### EXERCISE INSTRUCTIONS
Identify every line in the records below that contains the word "production", and reproduce each one.

[Start of RECORDS TO USE]

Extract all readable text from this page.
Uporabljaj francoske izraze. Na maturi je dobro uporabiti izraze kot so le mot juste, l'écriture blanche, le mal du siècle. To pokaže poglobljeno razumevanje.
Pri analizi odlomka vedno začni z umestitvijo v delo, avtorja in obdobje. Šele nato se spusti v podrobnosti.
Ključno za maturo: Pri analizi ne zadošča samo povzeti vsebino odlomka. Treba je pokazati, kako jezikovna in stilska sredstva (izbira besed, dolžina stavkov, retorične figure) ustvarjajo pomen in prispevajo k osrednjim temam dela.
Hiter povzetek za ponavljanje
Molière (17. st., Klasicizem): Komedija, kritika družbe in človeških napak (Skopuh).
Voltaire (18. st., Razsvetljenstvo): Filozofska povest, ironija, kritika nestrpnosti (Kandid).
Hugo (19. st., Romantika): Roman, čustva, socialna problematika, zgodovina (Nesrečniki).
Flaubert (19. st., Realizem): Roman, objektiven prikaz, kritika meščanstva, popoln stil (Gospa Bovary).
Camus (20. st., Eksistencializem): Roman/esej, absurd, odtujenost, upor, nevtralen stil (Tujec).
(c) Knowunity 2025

[End of RECORDS TO USE]
[Start of RECORDS TO USE]

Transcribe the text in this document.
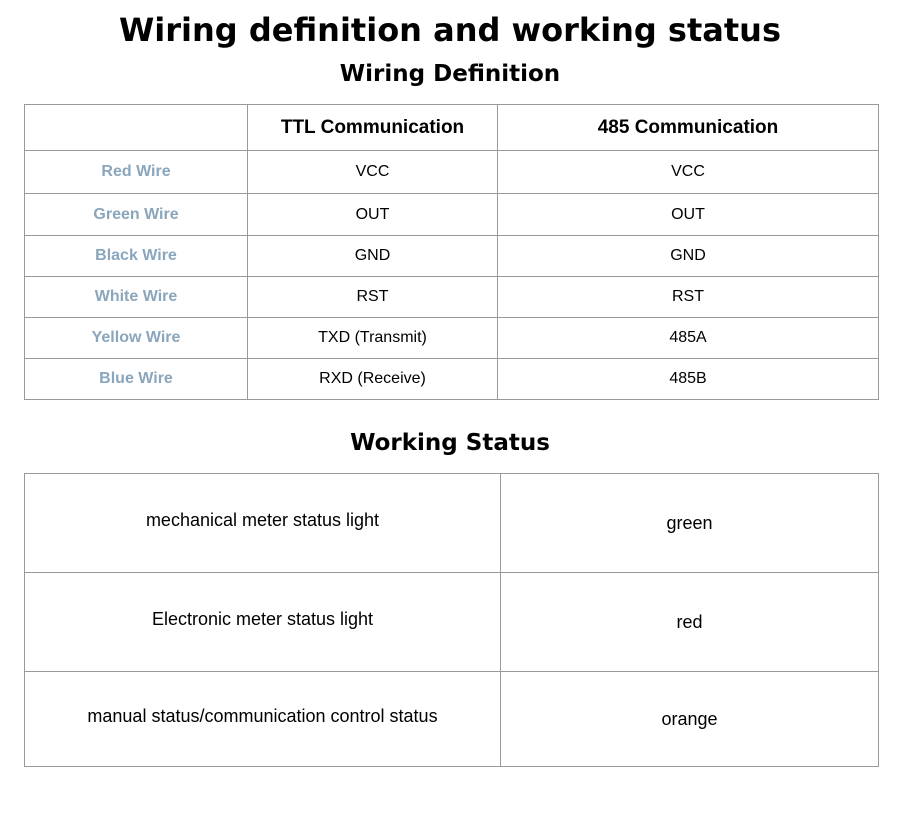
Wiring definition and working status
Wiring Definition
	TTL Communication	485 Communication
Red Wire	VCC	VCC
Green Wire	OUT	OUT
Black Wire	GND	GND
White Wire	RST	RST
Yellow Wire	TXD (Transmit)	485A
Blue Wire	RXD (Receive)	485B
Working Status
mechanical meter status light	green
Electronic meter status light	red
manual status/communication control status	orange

[End of RECORDS TO USE]
[Start of RECORDS TO USE]

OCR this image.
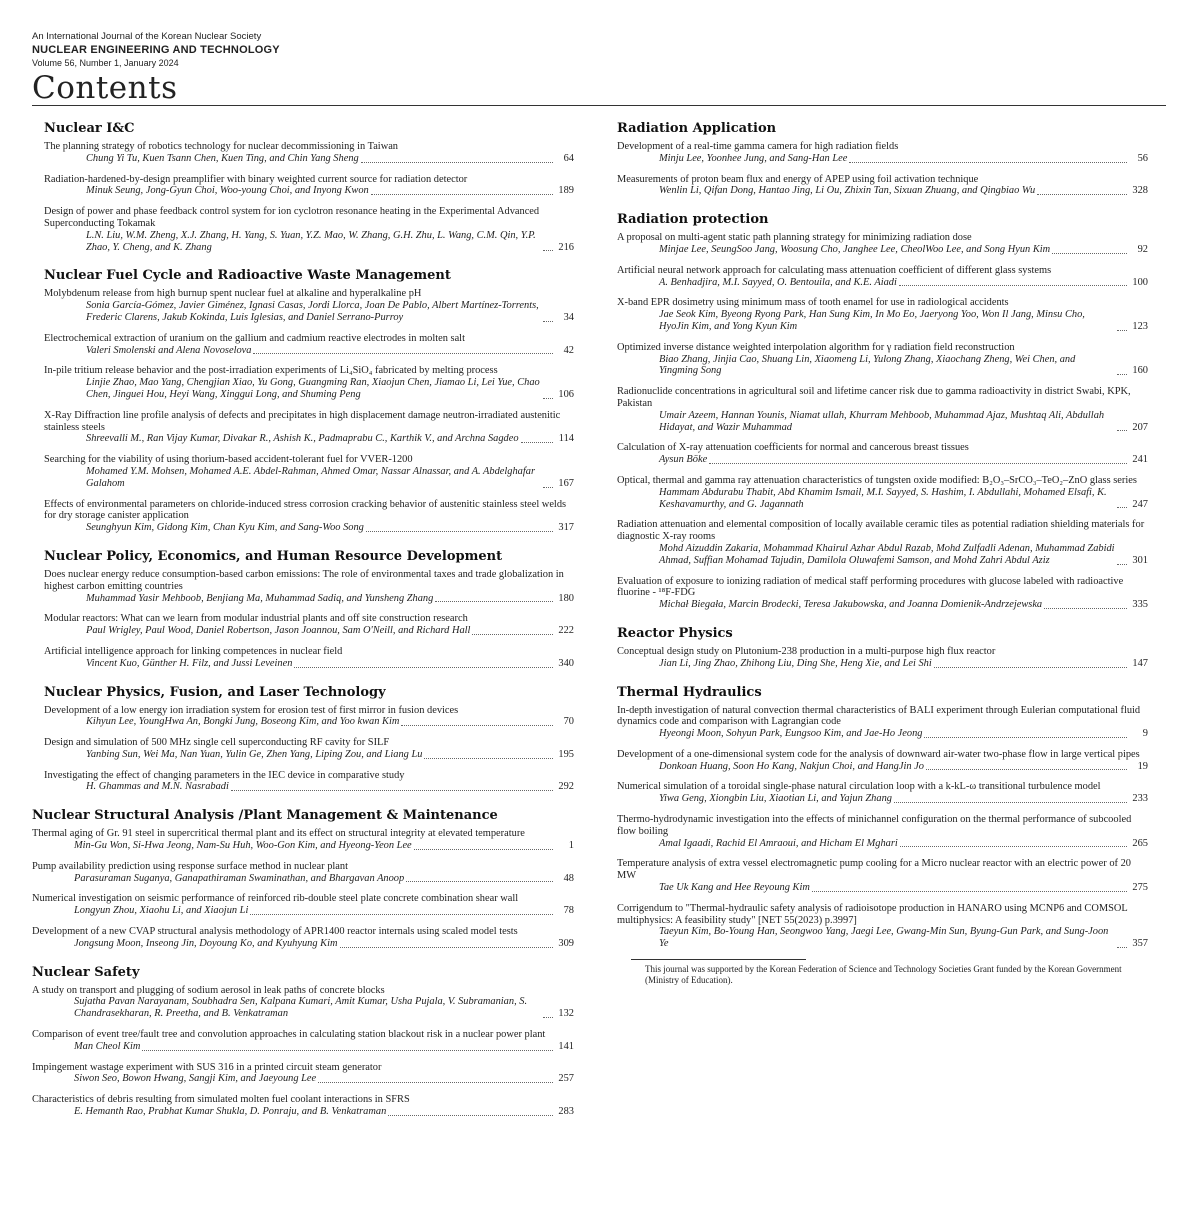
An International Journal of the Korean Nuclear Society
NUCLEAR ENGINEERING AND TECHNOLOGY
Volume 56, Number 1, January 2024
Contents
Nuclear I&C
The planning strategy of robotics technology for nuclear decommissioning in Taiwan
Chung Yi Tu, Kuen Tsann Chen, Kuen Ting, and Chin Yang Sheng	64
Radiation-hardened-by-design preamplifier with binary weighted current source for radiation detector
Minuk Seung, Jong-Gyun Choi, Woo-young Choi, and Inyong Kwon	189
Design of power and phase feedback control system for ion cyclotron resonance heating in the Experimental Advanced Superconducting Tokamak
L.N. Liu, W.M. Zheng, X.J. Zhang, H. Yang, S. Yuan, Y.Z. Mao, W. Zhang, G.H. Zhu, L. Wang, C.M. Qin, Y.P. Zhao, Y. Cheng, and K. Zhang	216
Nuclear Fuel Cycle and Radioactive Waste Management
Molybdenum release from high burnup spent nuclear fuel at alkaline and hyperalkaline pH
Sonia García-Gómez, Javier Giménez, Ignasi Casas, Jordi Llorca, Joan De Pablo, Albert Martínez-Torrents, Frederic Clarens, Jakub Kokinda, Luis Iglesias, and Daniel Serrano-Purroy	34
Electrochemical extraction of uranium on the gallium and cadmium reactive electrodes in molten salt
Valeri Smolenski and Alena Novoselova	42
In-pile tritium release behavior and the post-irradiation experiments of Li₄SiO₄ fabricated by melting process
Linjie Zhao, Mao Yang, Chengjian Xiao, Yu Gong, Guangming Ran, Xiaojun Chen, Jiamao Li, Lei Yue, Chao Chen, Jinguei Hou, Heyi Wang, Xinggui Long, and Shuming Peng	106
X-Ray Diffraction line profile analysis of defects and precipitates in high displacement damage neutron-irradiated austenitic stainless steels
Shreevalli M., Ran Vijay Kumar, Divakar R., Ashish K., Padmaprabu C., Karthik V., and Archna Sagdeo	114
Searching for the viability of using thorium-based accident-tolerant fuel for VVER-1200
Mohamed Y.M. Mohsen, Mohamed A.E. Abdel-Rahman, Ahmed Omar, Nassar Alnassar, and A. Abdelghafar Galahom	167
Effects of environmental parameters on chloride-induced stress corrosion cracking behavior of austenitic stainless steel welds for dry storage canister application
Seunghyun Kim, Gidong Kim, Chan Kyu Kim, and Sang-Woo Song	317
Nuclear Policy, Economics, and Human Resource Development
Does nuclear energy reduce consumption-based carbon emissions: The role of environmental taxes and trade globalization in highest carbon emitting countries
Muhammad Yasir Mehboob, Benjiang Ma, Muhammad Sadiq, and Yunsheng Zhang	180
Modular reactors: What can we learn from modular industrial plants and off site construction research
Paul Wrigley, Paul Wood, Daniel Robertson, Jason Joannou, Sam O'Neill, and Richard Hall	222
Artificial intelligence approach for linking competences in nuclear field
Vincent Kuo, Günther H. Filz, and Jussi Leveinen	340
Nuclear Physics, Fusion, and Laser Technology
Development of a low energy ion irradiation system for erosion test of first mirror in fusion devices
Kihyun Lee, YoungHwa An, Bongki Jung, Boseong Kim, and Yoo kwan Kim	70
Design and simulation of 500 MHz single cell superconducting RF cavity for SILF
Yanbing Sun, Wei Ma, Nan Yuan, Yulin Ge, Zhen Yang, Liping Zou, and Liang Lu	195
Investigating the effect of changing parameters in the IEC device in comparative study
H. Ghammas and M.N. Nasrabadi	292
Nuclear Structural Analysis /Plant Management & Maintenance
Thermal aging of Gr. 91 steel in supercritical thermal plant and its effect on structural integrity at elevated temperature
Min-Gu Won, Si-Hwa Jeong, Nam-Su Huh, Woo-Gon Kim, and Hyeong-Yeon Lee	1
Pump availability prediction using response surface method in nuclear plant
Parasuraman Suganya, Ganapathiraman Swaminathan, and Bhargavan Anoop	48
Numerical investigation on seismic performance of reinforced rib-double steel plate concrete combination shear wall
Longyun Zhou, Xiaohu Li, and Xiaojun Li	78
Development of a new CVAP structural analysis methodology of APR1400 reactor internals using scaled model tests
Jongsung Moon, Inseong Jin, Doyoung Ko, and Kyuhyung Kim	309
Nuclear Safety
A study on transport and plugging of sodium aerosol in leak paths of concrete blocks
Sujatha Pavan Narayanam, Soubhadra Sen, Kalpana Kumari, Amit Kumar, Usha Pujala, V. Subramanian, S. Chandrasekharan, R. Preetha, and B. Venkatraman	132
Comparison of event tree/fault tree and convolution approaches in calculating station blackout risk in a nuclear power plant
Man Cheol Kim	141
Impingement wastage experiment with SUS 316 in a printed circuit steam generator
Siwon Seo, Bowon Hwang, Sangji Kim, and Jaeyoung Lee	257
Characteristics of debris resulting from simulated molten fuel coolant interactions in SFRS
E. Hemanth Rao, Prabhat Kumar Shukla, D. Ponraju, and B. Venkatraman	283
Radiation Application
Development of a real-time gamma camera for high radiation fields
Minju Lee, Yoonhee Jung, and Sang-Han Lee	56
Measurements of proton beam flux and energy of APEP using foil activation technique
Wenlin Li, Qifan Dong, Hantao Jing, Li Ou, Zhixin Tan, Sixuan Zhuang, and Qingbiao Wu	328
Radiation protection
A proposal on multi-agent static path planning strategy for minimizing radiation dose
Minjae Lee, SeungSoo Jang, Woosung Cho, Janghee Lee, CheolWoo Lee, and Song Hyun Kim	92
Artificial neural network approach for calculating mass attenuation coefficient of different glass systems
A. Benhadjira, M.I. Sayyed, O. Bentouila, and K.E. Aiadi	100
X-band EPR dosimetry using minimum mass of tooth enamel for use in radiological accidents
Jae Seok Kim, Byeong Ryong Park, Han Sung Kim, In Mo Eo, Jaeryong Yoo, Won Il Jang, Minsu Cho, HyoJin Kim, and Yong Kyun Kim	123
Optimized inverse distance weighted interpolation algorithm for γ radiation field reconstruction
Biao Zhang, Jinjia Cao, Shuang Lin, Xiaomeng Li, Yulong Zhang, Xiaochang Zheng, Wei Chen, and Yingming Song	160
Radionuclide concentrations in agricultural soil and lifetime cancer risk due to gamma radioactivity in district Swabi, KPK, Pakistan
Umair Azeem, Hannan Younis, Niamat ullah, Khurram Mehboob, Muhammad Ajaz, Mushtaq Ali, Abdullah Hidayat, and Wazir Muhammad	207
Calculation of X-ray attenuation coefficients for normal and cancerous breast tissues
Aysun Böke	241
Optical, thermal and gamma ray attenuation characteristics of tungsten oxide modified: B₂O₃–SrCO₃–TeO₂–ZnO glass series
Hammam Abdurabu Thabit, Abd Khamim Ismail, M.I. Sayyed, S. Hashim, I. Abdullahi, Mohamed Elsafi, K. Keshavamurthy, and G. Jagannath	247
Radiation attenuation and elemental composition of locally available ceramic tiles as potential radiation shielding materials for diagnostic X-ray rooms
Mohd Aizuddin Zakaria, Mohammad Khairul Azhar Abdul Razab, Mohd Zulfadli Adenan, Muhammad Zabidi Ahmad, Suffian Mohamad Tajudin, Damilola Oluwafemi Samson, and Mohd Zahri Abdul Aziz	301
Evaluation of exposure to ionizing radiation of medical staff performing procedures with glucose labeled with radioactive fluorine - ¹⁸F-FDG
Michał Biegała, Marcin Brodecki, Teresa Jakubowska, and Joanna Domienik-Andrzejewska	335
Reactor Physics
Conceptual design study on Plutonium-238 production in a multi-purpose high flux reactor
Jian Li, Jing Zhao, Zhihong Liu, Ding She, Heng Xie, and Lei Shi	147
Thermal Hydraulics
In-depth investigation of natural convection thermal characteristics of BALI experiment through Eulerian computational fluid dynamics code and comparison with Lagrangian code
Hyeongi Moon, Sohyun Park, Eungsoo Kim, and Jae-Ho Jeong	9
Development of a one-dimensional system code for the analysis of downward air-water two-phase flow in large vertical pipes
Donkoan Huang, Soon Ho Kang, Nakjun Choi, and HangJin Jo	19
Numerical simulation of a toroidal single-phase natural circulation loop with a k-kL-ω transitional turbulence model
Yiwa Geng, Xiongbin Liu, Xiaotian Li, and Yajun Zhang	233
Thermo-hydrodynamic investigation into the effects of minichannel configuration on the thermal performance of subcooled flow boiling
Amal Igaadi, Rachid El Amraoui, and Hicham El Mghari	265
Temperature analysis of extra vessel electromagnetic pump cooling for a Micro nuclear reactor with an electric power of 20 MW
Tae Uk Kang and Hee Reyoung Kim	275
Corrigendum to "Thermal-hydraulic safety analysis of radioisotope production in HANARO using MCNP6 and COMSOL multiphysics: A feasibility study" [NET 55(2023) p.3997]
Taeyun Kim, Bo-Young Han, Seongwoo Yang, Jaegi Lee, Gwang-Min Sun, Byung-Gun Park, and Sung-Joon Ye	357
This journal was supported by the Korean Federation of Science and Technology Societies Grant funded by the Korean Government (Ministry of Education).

[End of RECORDS TO USE]

### WRITTEN REPLY
Conceptual design study on Plutonium-238 production in a multi-purpose high flux reactor
Corrigendum to "Thermal-hydraulic safety analysis of radioisotope production in HANARO using MCNP6 and COMSOL multiphysics: A feasibility study" [NET 55(2023) p.3997]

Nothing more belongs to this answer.